═════ Dataset records

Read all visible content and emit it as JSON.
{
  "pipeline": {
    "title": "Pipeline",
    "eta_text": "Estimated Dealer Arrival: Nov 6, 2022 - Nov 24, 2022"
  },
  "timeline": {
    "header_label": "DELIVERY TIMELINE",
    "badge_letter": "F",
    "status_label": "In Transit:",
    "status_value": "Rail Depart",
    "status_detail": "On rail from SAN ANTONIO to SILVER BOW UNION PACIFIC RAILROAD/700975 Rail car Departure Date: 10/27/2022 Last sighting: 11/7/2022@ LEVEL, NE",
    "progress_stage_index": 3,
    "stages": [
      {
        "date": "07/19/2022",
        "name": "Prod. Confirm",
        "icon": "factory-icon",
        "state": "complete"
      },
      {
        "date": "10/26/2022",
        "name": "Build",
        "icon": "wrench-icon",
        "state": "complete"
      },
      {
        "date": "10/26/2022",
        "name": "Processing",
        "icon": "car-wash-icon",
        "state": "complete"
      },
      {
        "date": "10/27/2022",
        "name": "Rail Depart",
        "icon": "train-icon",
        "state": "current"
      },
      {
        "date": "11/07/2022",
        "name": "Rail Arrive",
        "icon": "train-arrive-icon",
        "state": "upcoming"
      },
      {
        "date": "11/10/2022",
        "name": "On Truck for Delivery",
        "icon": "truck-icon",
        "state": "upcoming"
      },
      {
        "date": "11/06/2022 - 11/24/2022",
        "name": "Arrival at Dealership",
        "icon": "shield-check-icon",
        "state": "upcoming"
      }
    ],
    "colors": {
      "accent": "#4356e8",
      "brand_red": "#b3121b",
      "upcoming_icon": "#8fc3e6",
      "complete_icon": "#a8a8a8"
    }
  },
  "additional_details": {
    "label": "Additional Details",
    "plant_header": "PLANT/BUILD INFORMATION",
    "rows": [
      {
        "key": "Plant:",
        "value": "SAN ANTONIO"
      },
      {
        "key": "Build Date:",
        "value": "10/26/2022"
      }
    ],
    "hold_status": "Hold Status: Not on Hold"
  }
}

══════════

■ **Given task**:
Every record above must be duplicated exactly.

■ **The answer**:
Read all visible content and emit it as JSON.
{
  "pipeline": {
    "title": "Pipeline",
    "eta_text": "Estimated Dealer Arrival: Nov 6, 2022 - Nov 24, 2022"
  },
  "timeline": {
    "header_label": "DELIVERY TIMELINE",
    "badge_letter": "F",
    "status_label": "In Transit:",
    "status_value": "Rail Depart",
    "status_detail": "On rail from SAN ANTONIO to SILVER BOW UNION PACIFIC RAILROAD/700975 Rail car Departure Date: 10/27/2022 Last sighting: 11/7/2022@ LEVEL, NE",
    "progress_stage_index": 3,
    "stages": [
      {
        "date": "07/19/2022",
        "name": "Prod. Confirm",
        "icon": "factory-icon",
        "state": "complete"
      },
      {
        "date": "10/26/2022",
        "name": "Build",
        "icon": "wrench-icon",
        "state": "complete"
      },
      {
        "date": "10/26/2022",
        "name": "Processing",
        "icon": "car-wash-icon",
        "state": "complete"
      },
      {
        "date": "10/27/2022",
        "name": "Rail Depart",
        "icon": "train-icon",
        "state": "current"
      },
      {
        "date": "11/07/2022",
        "name": "Rail Arrive",
        "icon": "train-arrive-icon",
        "state": "upcoming"
      },
      {
        "date": "11/10/2022",
        "name": "On Truck for Delivery",
        "icon": "truck-icon",
        "state": "upcoming"
      },
      {
        "date": "11/06/2022 - 11/24/2022",
        "name": "Arrival at Dealership",
        "icon": "shield-check-icon",
        "state": "upcoming"
      }
    ],
    "colors": {
      "accent": "#4356e8",
      "brand_red": "#b3121b",
      "upcoming_icon": "#8fc3e6",
      "complete_icon": "#a8a8a8"
    }
  },
  "additional_details": {
    "label": "Additional Details",
    "plant_header": "PLANT/BUILD INFORMATION",
    "rows": [
      {
        "key": "Plant:",
        "value": "SAN ANTONIO"
      },
      {
        "key": "Build Date:",
        "value": "10/26/2022"
      }
    ],
    "hold_status": "Hold Status: Not on Hold"
  }
}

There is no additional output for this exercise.